→ Exercise aim: Set down the whole listing verbatim.
--- Start of Given records ---
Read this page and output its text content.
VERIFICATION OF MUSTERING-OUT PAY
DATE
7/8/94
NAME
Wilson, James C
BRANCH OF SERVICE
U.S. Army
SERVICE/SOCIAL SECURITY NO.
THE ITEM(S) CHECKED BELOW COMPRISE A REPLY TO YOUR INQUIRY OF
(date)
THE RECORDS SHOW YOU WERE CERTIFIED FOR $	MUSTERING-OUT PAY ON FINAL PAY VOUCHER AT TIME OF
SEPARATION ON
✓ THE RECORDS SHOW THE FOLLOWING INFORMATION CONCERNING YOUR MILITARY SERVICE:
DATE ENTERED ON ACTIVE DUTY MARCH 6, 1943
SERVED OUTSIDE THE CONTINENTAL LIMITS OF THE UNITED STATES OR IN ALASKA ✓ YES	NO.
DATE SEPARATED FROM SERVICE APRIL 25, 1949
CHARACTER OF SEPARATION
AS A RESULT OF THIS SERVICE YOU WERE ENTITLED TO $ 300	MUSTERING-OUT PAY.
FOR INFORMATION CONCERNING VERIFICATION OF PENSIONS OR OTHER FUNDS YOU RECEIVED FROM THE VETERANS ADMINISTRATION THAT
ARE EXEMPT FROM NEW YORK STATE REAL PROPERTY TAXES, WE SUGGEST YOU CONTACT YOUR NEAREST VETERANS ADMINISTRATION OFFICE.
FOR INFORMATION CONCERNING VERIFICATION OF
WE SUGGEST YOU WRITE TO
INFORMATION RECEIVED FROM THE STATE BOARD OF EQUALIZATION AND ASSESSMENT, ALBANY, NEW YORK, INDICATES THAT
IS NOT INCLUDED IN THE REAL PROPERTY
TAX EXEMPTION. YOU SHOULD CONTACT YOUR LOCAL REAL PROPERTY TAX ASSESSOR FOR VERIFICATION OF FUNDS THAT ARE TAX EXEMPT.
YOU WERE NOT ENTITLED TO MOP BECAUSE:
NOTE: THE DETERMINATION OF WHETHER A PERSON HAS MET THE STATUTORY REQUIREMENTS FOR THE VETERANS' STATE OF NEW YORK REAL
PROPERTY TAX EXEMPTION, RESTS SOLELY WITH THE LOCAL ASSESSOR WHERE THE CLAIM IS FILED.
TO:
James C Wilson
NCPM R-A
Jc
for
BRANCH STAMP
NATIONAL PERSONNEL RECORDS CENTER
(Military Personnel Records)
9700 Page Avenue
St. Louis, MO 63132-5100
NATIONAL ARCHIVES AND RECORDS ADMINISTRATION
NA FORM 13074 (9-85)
--- End of Given records ---
→ Response to the exercise:
Read this page and output its text content.
VERIFICATION OF MUSTERING-OUT PAY
DATE
7/8/94
NAME
Wilson, James C
BRANCH OF SERVICE
U.S. Army
SERVICE/SOCIAL SECURITY NO.
THE ITEM(S) CHECKED BELOW COMPRISE A REPLY TO YOUR INQUIRY OF
(date)
THE RECORDS SHOW YOU WERE CERTIFIED FOR $	MUSTERING-OUT PAY ON FINAL PAY VOUCHER AT TIME OF
SEPARATION ON
✓ THE RECORDS SHOW THE FOLLOWING INFORMATION CONCERNING YOUR MILITARY SERVICE:
DATE ENTERED ON ACTIVE DUTY MARCH 6, 1943
SERVED OUTSIDE THE CONTINENTAL LIMITS OF THE UNITED STATES OR IN ALASKA ✓ YES	NO.
DATE SEPARATED FROM SERVICE APRIL 25, 1949
CHARACTER OF SEPARATION
AS A RESULT OF THIS SERVICE YOU WERE ENTITLED TO $ 300	MUSTERING-OUT PAY.
FOR INFORMATION CONCERNING VERIFICATION OF PENSIONS OR OTHER FUNDS YOU RECEIVED FROM THE VETERANS ADMINISTRATION THAT
ARE EXEMPT FROM NEW YORK STATE REAL PROPERTY TAXES, WE SUGGEST YOU CONTACT YOUR NEAREST VETERANS ADMINISTRATION OFFICE.
FOR INFORMATION CONCERNING VERIFICATION OF
WE SUGGEST YOU WRITE TO
INFORMATION RECEIVED FROM THE STATE BOARD OF EQUALIZATION AND ASSESSMENT, ALBANY, NEW YORK, INDICATES THAT
IS NOT INCLUDED IN THE REAL PROPERTY
TAX EXEMPTION. YOU SHOULD CONTACT YOUR LOCAL REAL PROPERTY TAX ASSESSOR FOR VERIFICATION OF FUNDS THAT ARE TAX EXEMPT.
YOU WERE NOT ENTITLED TO MOP BECAUSE:
NOTE: THE DETERMINATION OF WHETHER A PERSON HAS MET THE STATUTORY REQUIREMENTS FOR THE VETERANS' STATE OF NEW YORK REAL
PROPERTY TAX EXEMPTION, RESTS SOLELY WITH THE LOCAL ASSESSOR WHERE THE CLAIM IS FILED.
TO:
James C Wilson
NCPM R-A
Jc
for
BRANCH STAMP
NATIONAL PERSONNEL RECORDS CENTER
(Military Personnel Records)
9700 Page Avenue
St. Louis, MO 63132-5100
NATIONAL ARCHIVES AND RECORDS ADMINISTRATION
NA FORM 13074 (9-85)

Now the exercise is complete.